Core Concepts

Explore the core components of PySDK—including the AI inference engine, AI model, and model zoo—to understand how they power modern edge AI applications.

Main Concepts in PySDK

There are three main components in PySDK: the AI inference engine, the AI model, and the AI model zoo. Together, they form the core of the PySDK ecosystem, making it easy to add AI capabilities to any application.

AI Inference Engine

The component responsible for performing predictions by running AI models on hardware.

AI Model

The actual trained model used to make predictions, such as detecting objects or recognizing faces.

AI Model Zoo

A storage location where a collection of AI models is kept and accessed by the inference engine.

What is a Client Application?

Any program you create or use that leverages PySDK to perform AI tasks is a client application. This application could be a Python script, a web service, or any other software that communicates with PySDK to send inputs (like images or video frames) to the AI inference engine and receive predictions (such as detected objects or classifications).

How the AI Inference Engine Operates Across Environments

The AI inference engine is responsible for running AI models on hardware, but it can be deployed and accessed in various environments to suit different application needs. PySDK supports three key types of inference setups:

AI Hub Inference: When the AI inference engine runs on hardware hosted and managed by the DeGirum AI Hub.
AI Server Inference: When the AI inference engine is controlled by a local or networked AI server.
Local Inference: When the AI inference engine directly communicates with local AI hardware on the same machine as the client application.

Types of AI Inference Supported by PySDK

Let’s explore the different types of inference setups supported by PySDK in more detail:

AI Hub Inference

In this setup, the DeGirum AI Hub Application Server manages the inference engine and connects to the DeGirum Device Farm, a collection of cloud-hosted computing nodes with diverse hardware configurations like CPUs, NPUs, and AI accelerators. The client application communicates with the server over a network using HTTP or SocketIO protocols.

When to Use AI Hub Inference

Ideal for rapid prototyping and development when you want to test different models and hardware configurations.
Useful when local hardware is unavailable or when you need flexibility in exploring various options without purchasing or configuring hardware.

Key Advantage

Similar to services like AWS Rekognition or Clarifai, but with greater flexibility, allowing users to choose hardware configurations and deploy custom models optimized for specific applications.

AI Server Inference

The DeGirum AI Server manages inference locally or across a network, acting as an intermediary between the client application and the AI hardware. The client application communicates with the AI server using HTTP or ASIO protocols, allowing multiple applications or machines to access shared AI hardware.

When to Use AI Server Inference

Suitable for distributed environments where multiple applications or machines need shared access to the same AI hardware.
Ideal when you want to separate application logic from hardware management and maintain centralized control over resources.

Key Advantage

Similar to NVIDIA Triton or OpenVINO Model Server, but more flexible, enabling easy scaling by allowing multiple applications to share hardware. Ideal for data centers, edge deployments, or lab setups.

Local Inference

In a local inference setup, both the client application and the AI inference engine operate on the same machine, eliminating the need for network communication between separate client and server components. The client directly interacts with the hardware using PySDK through efficient, low-latency function calls.

When to Use Local Inference

Ideal for edge devices and standalone AI systems where minimizing latency and reducing external dependencies is critical.

> [Task details]: Continue the page on PySDK core concepts from its final sentence onward, in the same style and structure.

[Records of where elements appear]

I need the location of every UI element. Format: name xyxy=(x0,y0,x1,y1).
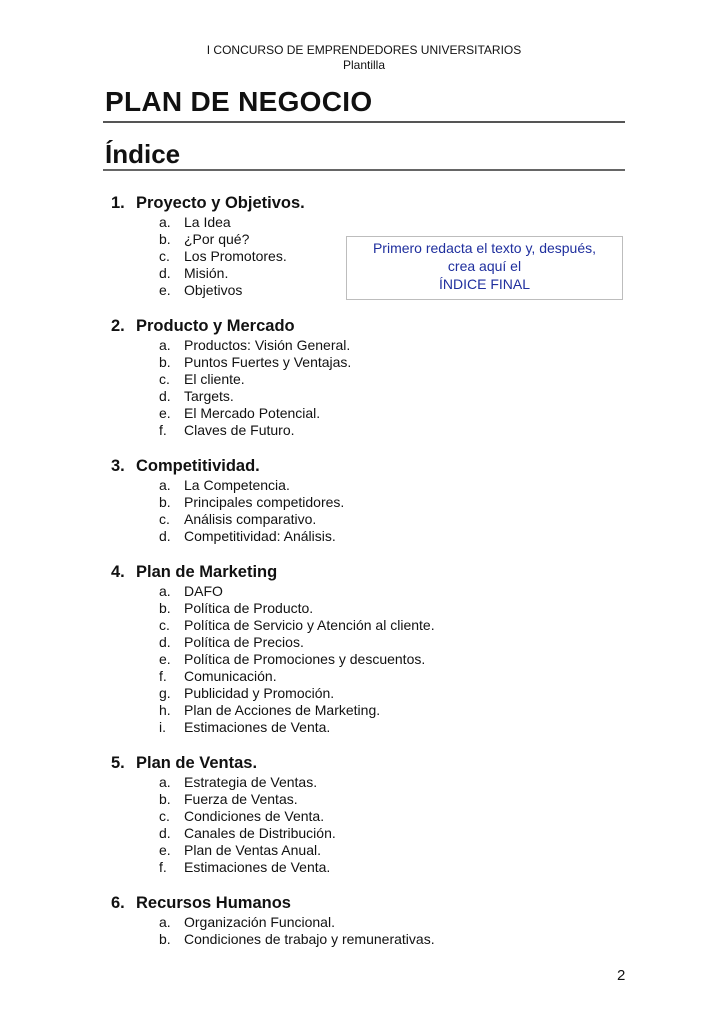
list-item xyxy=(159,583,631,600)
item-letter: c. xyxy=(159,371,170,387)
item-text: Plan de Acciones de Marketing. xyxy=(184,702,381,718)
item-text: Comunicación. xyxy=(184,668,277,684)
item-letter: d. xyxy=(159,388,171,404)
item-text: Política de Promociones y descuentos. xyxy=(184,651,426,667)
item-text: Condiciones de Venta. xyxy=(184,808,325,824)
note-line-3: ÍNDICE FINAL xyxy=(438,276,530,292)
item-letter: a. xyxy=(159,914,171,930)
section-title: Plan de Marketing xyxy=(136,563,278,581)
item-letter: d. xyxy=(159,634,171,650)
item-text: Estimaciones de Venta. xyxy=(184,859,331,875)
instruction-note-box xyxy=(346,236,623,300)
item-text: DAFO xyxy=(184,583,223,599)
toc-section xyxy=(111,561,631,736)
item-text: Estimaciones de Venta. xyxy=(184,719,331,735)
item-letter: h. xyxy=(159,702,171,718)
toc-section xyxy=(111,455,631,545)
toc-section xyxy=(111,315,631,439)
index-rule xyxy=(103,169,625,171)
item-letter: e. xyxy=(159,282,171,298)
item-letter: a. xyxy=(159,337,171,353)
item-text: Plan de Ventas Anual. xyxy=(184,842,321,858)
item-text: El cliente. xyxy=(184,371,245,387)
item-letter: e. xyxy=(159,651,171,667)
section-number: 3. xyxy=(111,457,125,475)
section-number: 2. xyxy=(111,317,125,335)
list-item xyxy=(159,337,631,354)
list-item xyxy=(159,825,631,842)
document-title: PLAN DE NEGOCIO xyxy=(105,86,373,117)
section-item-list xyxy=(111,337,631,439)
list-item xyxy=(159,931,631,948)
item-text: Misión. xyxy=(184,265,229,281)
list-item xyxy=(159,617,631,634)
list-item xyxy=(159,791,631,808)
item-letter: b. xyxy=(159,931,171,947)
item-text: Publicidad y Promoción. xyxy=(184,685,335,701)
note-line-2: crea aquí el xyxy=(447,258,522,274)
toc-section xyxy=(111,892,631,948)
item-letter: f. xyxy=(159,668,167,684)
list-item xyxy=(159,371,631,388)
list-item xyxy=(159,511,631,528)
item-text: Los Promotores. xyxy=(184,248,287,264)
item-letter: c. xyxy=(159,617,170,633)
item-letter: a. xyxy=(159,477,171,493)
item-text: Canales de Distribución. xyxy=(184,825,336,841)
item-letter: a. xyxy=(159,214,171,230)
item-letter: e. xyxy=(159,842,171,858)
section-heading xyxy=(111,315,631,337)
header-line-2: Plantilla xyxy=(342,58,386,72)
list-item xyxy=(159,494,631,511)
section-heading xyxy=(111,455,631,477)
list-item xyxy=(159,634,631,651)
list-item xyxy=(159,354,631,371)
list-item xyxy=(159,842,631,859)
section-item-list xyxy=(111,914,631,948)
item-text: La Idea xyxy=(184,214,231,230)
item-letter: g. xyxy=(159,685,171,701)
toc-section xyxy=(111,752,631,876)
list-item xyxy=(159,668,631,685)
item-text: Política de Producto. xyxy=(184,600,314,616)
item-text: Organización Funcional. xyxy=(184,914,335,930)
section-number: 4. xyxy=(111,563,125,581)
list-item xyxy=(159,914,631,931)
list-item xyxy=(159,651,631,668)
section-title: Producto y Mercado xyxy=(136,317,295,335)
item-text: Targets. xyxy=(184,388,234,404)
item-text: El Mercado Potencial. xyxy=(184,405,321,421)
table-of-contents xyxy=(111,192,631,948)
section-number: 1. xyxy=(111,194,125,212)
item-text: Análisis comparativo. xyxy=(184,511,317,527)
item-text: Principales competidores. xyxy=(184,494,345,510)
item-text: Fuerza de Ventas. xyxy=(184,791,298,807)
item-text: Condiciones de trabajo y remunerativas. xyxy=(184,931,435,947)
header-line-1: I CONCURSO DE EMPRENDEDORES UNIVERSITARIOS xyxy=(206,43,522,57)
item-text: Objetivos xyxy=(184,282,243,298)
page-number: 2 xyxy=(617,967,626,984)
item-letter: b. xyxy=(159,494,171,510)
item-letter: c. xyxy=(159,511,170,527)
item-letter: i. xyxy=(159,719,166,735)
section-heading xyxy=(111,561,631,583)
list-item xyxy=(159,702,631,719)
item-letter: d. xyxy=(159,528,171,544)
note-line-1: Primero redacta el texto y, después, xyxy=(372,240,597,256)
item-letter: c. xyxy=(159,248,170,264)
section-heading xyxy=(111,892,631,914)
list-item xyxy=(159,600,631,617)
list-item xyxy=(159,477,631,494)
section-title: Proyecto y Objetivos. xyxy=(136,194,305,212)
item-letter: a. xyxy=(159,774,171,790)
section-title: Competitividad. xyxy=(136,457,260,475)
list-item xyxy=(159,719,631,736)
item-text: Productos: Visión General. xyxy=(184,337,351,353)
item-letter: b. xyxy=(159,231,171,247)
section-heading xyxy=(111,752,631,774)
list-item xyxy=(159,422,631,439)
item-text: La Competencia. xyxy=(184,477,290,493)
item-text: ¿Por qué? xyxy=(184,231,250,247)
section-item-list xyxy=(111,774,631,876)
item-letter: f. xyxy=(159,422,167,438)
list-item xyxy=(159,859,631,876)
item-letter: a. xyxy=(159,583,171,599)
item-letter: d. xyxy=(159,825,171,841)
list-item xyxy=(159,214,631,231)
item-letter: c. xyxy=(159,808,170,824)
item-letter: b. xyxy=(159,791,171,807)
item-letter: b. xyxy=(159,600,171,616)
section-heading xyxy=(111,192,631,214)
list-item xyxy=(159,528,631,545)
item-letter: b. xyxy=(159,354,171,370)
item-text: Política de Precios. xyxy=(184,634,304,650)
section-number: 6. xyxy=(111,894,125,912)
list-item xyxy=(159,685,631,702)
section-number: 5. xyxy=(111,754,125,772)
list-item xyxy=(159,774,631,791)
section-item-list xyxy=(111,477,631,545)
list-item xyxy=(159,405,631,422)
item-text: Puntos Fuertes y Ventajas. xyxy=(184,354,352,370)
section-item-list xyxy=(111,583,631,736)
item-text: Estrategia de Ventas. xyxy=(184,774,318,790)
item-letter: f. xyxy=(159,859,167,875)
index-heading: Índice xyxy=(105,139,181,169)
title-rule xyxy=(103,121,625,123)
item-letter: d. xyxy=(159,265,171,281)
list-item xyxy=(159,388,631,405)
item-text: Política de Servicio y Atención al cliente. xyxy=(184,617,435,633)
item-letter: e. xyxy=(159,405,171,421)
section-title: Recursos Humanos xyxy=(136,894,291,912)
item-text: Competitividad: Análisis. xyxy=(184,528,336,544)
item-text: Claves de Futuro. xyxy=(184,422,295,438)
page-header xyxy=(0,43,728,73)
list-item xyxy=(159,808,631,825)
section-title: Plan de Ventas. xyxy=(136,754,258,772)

==

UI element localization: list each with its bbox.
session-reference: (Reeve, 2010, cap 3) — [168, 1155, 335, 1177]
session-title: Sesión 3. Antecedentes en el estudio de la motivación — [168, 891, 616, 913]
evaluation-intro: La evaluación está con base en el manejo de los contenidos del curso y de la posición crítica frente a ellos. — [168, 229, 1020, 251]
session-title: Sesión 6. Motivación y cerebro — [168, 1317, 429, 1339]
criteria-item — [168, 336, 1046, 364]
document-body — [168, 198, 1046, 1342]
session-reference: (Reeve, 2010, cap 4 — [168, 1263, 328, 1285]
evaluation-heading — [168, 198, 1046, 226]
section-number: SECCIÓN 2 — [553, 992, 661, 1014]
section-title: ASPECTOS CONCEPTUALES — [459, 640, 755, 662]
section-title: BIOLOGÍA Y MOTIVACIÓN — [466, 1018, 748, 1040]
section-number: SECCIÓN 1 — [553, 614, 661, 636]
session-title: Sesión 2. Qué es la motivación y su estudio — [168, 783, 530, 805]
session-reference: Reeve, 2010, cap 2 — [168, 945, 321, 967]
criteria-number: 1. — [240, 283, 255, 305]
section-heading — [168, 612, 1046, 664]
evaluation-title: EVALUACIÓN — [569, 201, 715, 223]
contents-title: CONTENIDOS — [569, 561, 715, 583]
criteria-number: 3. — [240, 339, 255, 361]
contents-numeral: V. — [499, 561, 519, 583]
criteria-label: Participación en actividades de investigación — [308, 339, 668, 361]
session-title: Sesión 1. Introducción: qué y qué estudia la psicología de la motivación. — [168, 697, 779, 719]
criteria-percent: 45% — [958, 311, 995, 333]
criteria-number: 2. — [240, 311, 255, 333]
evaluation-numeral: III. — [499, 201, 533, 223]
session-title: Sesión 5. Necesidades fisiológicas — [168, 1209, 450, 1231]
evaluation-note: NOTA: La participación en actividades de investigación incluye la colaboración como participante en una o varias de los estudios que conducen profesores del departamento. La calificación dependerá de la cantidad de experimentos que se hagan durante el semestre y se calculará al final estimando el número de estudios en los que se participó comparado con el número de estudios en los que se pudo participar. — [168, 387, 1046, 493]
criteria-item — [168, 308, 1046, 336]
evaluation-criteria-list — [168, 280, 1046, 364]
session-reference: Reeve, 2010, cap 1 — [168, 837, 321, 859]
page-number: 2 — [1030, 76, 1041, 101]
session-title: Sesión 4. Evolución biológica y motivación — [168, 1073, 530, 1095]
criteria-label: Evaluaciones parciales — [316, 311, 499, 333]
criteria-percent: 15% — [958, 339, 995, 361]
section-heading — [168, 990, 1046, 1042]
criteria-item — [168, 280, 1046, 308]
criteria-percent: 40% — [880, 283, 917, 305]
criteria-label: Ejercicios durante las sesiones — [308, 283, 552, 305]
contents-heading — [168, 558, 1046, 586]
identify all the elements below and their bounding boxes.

> [Answer to the problem]:
Simplifies deployment and maintenance when the application and AI hardware are on the same system.

Key Advantage

Similar to runtimes like ONNX Runtime and TensorFlow Lite, but PySDK’s hardware-agnostic interface enables seamless deployment across different hardware configurations (CPUs, NPUs, AI accelerators) without modifying application code.

While local inference supports multiple applications sharing the AI hardware on the same machine for some hardware options, AI server inference is recommended for distributed setups where multiple machines or applications need shared access to the same hardware over a network.

Summary of Communication Protocols

Inference Type

Server-Client Protocol

Description

AI Hub

Yes (HTTP+SocketIO)

Communication over the Internet with the Application Server. Best for rapid prototyping without hardware setup.

AI Server

Yes (HTTP/ASIO)

Communication between the client and the AI server using HTTP or ASIO. The server can run on the same machine (localhost) or a different machine on the local network. Ideal for multiple machines sharing the same AI hardware.

Local

Direct function calls to the hardware using PySDK. Supports multiple applications sharing the same hardware on the same machine.

AI Models

An AI model is the core component responsible for making predictions, such as detecting objects, recognizing faces, or performing classifications. In PySDK, an AI model is defined by a set of files that include model configurations, binaries, and optional supporting files for labels and postprocessing.

Key Components of an AI Model

Model JSON File (<model_name>.json)

Contains the configuration and metadata required for loading and running the model.

Specifies key parameters such as the postprocessing logic needed for interpreting inference results.

For more details, see our page on Model JSON Structure.

Model Binary Files

Stores the model's weights and architecture in a format optimized for the target hardware and runtime. Required files depend on the model type and the hardware backend.

For more details, see Supported Hardware.

Optional Label File (<label_file>.json)

Label file to map output class indices to readable labels, as specified in the model JSON file.

Optional Python Postprocessing File (postprocess.py)

Defines custom postprocessing logic, if needed, as specified in the model JSON file.

For example, object detection models may require additional steps such as decoding bounding boxes or applying Non-Maximum Suppression (NMS).

AI Model Zoos Supported by PySDK

An AI model zoo is a collection of AI models. Model zoos simplify model management, centralize storage, and provide a consistent way to load models.

PySDK supports both local and AI Hub-based model zoos to accommodate diverse development and deployment needs.

Local Model Zoos

Models are stored in a directory on the local computer.
For local inferencing, models are located on the same computer as the client application.
For AI server inference, the models are stored on the computer running the AI server software.

AI Hub Model Zoos

Models are stored on the AI Hub.
AI Hub provides a centralized location where models can be uploaded, organized, and shared across different environments, similar to platforms like Hugging Face model repositories.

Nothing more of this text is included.